→ Work to do:
Leave out the pictures and return every entry exactly as it appears.

→ Records to use:
------------

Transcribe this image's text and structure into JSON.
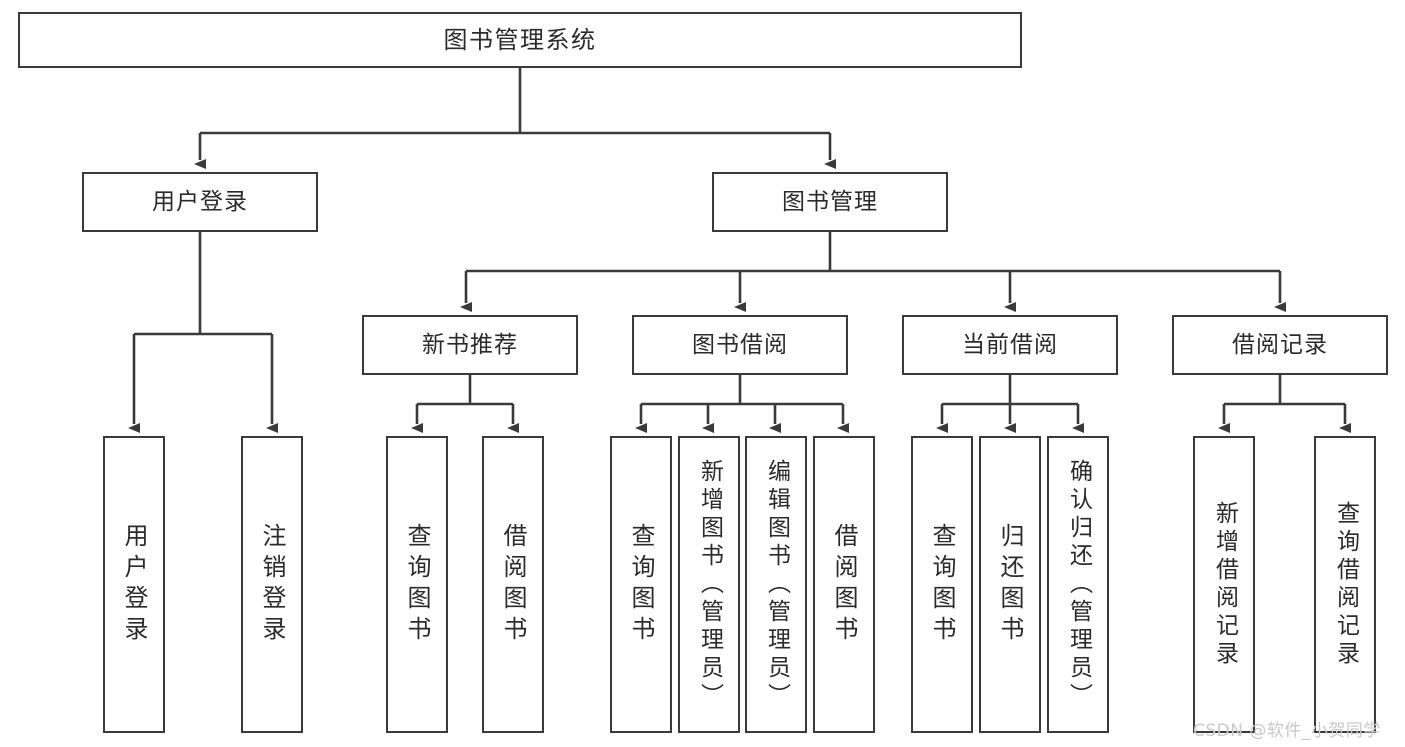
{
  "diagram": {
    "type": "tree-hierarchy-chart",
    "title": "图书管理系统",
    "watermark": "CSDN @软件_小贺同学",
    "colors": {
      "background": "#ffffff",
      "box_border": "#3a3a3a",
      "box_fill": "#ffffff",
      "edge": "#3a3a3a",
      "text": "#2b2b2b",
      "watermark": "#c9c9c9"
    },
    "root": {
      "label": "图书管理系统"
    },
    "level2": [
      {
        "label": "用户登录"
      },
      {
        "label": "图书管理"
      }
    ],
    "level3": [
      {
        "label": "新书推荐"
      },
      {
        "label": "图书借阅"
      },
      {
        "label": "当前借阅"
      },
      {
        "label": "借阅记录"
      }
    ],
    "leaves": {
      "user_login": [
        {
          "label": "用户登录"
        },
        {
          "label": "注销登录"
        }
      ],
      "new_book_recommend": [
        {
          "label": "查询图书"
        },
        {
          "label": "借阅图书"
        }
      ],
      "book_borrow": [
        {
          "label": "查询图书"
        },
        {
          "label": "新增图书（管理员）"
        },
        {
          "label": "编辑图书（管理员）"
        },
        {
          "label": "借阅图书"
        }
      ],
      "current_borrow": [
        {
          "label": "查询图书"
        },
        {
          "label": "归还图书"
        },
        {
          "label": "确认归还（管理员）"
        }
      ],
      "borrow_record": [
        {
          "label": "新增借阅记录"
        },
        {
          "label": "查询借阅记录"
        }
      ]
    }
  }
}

------------

→ Result of the exercise:
Transcribe this image's text and structure into JSON.
{
  "diagram": {
    "type": "tree-hierarchy-chart",
    "title": "图书管理系统",
    "watermark": "CSDN @软件_小贺同学",
    "colors": {
      "background": "#ffffff",
      "box_border": "#3a3a3a",
      "box_fill": "#ffffff",
      "edge": "#3a3a3a",
      "text": "#2b2b2b",
      "watermark": "#c9c9c9"
    },
    "root": {
      "label": "图书管理系统"
    },
    "level2": [
      {
        "label": "用户登录"
      },
      {
        "label": "图书管理"
      }
    ],
    "level3": [
      {
        "label": "新书推荐"
      },
      {
        "label": "图书借阅"
      },
      {
        "label": "当前借阅"
      },
      {
        "label": "借阅记录"
      }
    ],
    "leaves": {
      "user_login": [
        {
          "label": "用户登录"
        },
        {
          "label": "注销登录"
        }
      ],
      "new_book_recommend": [
        {
          "label": "查询图书"
        },
        {
          "label": "借阅图书"
        }
      ],
      "book_borrow": [
        {
          "label": "查询图书"
        },
        {
          "label": "新增图书（管理员）"
        },
        {
          "label": "编辑图书（管理员）"
        },
        {
          "label": "借阅图书"
        }
      ],
      "current_borrow": [
        {
          "label": "查询图书"
        },
        {
          "label": "归还图书"
        },
        {
          "label": "确认归还（管理员）"
        }
      ],
      "borrow_record": [
        {
          "label": "新增借阅记录"
        },
        {
          "label": "查询借阅记录"
        }
      ]
    }
  }
}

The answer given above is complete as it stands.